* AVAILABLE DATA
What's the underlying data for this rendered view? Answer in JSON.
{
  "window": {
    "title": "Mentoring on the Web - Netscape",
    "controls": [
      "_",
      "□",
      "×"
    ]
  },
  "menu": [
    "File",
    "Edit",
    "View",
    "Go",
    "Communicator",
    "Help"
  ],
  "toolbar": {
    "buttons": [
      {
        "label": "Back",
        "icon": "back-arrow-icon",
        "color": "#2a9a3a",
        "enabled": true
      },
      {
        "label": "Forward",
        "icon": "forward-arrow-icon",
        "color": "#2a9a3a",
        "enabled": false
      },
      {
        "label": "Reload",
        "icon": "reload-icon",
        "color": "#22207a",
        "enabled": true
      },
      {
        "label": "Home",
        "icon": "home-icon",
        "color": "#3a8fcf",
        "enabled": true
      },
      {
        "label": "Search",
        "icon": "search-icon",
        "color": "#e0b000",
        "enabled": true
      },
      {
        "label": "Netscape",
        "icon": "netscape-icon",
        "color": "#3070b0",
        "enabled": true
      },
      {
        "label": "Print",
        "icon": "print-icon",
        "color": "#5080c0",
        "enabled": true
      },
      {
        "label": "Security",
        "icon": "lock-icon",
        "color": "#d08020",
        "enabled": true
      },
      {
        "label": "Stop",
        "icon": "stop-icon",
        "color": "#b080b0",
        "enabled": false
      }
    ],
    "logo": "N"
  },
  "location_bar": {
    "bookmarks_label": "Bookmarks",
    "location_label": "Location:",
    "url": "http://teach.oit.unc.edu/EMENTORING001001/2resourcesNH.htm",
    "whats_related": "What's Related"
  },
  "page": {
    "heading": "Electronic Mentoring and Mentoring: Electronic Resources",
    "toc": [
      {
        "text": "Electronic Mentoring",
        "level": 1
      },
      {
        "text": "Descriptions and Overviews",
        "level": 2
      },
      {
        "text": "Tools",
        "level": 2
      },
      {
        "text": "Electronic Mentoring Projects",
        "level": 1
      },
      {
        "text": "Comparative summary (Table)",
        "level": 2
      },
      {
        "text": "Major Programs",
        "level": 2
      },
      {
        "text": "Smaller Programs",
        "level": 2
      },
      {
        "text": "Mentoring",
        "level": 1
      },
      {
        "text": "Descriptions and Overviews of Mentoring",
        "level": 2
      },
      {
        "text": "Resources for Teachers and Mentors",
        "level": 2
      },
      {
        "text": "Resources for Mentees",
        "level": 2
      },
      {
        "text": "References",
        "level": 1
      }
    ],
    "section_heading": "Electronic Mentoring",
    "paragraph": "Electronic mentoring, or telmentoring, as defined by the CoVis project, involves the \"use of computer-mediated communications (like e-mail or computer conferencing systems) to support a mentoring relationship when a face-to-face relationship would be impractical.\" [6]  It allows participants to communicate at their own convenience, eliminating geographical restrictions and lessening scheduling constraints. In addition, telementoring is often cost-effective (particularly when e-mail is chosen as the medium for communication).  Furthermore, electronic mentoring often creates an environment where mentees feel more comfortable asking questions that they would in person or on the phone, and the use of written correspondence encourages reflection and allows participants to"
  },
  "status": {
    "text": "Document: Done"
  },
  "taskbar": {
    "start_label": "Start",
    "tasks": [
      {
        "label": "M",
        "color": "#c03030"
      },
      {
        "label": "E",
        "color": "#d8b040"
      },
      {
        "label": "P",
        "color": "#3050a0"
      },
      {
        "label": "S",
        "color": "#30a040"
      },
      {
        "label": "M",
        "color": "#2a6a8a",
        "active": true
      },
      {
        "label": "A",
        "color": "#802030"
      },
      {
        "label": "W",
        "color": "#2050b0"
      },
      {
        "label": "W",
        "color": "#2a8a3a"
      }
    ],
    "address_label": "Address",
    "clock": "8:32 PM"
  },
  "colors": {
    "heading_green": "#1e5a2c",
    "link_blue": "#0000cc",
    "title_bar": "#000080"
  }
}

* WHAT IS ASKED
Return from the data every line that holds "arrow".

* TASK RESULT
        "icon": "back-arrow-icon",
        "icon": "forward-arrow-icon",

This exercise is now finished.